> [SET TASK] Starting with the first line of the records and going on through the line with "393, 102, 409]", write those lines out again with every "pref-title" replaced by "preference-title" and everything else unchanged.

> [RECORDS SHOWN]
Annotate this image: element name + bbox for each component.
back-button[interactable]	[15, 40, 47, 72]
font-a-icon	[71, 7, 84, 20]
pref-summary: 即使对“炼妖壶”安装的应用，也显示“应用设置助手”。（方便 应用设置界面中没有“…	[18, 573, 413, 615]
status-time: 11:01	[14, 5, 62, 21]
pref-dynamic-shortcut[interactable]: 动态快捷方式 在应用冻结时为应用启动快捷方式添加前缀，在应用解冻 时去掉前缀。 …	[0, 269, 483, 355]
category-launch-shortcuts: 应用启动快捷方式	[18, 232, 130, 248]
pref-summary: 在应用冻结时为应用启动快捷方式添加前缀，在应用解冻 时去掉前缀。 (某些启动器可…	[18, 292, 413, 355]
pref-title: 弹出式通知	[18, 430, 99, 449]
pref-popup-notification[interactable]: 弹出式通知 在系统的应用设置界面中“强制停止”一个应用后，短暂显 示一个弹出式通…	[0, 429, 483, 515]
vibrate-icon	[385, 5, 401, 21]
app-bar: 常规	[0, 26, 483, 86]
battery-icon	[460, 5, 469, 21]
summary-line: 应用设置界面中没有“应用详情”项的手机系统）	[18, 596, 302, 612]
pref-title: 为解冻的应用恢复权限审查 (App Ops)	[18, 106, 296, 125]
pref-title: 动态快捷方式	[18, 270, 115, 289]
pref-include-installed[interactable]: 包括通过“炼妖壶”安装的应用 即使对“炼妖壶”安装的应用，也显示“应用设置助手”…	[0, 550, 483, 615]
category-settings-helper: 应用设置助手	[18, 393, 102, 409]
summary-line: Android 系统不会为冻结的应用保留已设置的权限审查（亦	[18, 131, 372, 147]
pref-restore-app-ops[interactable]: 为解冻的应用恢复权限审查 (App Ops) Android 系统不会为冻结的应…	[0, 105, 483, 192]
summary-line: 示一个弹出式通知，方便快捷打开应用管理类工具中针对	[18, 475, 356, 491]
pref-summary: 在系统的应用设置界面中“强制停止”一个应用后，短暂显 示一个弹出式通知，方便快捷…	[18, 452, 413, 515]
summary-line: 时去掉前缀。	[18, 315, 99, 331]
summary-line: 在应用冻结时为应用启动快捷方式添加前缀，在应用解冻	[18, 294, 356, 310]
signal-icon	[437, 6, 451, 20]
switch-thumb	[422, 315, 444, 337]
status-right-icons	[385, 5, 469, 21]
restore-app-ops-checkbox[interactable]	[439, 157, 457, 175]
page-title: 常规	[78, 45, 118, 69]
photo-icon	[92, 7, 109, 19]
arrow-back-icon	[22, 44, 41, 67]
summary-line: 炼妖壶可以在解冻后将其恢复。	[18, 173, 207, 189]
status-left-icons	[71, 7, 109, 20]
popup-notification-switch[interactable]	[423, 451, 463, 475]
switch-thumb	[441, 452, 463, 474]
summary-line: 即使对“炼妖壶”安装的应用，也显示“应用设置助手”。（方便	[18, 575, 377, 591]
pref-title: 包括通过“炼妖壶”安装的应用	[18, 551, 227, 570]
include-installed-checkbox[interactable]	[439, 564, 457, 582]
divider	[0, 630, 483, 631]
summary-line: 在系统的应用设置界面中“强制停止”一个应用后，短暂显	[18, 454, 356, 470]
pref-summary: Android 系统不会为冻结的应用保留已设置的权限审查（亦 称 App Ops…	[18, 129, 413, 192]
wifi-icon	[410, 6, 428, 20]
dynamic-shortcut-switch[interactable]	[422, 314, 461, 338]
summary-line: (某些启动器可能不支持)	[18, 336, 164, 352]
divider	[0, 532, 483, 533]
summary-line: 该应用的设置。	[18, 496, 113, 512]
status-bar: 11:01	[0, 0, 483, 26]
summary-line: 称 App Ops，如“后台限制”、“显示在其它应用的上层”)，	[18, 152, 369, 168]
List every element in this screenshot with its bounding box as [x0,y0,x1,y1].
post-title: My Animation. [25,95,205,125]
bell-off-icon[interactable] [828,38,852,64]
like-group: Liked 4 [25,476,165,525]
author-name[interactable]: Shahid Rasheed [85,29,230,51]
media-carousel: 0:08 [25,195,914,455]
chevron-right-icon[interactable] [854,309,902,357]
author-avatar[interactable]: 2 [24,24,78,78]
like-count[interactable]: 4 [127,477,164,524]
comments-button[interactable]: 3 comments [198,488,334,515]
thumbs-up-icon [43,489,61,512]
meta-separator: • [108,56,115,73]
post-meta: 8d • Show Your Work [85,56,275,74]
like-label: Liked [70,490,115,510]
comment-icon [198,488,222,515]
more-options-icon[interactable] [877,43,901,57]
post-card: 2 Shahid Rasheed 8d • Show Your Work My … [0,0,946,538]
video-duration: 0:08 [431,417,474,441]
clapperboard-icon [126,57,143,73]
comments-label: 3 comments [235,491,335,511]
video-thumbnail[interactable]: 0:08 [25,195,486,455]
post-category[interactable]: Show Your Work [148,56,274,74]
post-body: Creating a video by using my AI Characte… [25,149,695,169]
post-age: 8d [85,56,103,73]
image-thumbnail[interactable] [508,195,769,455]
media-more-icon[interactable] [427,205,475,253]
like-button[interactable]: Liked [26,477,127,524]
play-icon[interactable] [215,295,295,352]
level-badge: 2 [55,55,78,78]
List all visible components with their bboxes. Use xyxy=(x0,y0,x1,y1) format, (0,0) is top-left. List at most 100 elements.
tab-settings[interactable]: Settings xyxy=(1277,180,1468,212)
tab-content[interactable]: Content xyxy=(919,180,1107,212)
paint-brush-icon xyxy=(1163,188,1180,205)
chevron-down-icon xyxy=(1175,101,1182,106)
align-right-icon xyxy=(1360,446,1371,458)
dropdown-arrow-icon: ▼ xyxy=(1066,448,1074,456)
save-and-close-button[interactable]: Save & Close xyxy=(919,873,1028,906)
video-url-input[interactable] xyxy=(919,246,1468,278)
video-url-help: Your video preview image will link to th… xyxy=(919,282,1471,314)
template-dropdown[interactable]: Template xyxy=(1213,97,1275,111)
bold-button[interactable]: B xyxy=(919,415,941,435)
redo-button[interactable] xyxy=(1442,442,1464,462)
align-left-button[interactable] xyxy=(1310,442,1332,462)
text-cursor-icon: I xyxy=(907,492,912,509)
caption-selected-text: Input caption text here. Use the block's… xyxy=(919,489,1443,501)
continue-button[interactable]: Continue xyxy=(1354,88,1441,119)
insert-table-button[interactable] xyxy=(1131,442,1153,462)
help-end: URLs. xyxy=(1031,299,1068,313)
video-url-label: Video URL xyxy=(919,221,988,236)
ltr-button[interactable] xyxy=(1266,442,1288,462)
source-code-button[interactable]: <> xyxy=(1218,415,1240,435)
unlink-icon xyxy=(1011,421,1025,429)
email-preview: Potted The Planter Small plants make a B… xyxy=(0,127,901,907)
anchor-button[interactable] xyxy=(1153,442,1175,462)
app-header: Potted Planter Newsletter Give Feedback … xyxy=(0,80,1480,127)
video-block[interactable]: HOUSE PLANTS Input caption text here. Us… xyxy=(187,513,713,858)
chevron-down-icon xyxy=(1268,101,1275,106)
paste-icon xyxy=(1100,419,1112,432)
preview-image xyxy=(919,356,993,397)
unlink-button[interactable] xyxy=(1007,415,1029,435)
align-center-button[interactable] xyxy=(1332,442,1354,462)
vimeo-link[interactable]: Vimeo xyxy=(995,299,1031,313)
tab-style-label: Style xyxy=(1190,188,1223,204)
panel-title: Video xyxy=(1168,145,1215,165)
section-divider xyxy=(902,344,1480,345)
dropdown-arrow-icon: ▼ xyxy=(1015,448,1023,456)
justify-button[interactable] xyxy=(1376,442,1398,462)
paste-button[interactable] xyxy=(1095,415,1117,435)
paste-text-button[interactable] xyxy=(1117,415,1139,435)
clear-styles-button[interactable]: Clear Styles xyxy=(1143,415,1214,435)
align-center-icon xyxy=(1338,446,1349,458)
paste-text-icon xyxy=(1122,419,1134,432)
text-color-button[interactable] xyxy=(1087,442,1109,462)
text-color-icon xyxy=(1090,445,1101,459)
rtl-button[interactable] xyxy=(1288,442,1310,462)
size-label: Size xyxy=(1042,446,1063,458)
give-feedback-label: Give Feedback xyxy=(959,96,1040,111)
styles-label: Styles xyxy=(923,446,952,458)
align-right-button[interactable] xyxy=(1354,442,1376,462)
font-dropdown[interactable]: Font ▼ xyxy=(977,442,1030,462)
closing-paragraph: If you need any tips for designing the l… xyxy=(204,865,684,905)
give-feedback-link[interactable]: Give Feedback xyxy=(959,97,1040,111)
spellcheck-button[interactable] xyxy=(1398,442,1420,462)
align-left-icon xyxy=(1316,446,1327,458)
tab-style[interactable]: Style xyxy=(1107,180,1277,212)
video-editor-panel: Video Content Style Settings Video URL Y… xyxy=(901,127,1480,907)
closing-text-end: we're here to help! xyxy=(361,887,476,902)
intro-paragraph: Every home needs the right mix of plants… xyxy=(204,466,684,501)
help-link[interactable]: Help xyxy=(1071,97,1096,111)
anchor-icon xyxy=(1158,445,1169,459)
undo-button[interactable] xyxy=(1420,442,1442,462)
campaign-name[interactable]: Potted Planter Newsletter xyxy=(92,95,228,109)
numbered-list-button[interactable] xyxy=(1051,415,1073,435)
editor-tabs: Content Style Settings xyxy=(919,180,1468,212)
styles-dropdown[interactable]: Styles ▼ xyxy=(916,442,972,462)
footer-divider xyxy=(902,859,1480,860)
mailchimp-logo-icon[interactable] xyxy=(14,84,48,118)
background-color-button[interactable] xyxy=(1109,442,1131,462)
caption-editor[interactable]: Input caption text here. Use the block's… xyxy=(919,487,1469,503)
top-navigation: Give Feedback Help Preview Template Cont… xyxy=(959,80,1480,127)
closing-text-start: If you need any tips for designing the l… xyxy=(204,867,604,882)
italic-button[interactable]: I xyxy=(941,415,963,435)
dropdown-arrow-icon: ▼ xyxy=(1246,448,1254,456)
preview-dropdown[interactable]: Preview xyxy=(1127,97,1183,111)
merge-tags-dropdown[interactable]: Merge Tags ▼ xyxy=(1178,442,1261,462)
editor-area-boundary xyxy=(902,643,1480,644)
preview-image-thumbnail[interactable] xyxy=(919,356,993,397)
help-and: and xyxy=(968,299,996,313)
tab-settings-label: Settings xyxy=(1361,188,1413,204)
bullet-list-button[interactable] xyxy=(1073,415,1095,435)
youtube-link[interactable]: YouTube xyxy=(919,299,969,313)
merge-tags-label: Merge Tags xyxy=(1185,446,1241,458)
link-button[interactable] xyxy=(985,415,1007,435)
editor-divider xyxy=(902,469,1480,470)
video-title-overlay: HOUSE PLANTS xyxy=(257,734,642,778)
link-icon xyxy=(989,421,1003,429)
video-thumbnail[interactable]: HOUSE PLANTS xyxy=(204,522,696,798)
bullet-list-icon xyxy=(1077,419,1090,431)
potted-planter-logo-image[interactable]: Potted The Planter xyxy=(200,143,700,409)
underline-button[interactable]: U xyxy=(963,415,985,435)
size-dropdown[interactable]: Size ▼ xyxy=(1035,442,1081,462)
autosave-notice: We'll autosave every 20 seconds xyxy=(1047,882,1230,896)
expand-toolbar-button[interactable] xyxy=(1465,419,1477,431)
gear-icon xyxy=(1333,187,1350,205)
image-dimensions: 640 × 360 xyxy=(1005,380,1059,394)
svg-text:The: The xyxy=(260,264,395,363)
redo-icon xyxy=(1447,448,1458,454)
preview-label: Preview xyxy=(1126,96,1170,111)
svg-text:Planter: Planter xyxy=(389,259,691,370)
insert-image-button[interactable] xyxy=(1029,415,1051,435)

> [THE REPLY]
Annotate this image: element name + bbox for each component.
back-button[interactable]	[15, 40, 47, 72]
font-a-icon	[71, 7, 84, 20]
pref-summary: 即使对“炼妖壶”安装的应用，也显示“应用设置助手”。（方便 应用设置界面中没有“…	[18, 573, 413, 615]
status-time: 11:01	[14, 5, 62, 21]
pref-dynamic-shortcut[interactable]: 动态快捷方式 在应用冻结时为应用启动快捷方式添加前缀，在应用解冻 时去掉前缀。 …	[0, 269, 483, 355]
category-launch-shortcuts: 应用启动快捷方式	[18, 232, 130, 248]
pref-summary: 在应用冻结时为应用启动快捷方式添加前缀，在应用解冻 时去掉前缀。 (某些启动器可…	[18, 292, 413, 355]
preference-title: 弹出式通知	[18, 430, 99, 449]
pref-popup-notification[interactable]: 弹出式通知 在系统的应用设置界面中“强制停止”一个应用后，短暂显 示一个弹出式通…	[0, 429, 483, 515]
vibrate-icon	[385, 5, 401, 21]
app-bar: 常规	[0, 26, 483, 86]
battery-icon	[460, 5, 469, 21]
summary-line: 应用设置界面中没有“应用详情”项的手机系统）	[18, 596, 302, 612]
preference-title: 为解冻的应用恢复权限审查 (App Ops)	[18, 106, 296, 125]
preference-title: 动态快捷方式	[18, 270, 115, 289]
pref-include-installed[interactable]: 包括通过“炼妖壶”安装的应用 即使对“炼妖壶”安装的应用，也显示“应用设置助手”…	[0, 550, 483, 615]
category-settings-helper: 应用设置助手	[18, 393, 102, 409]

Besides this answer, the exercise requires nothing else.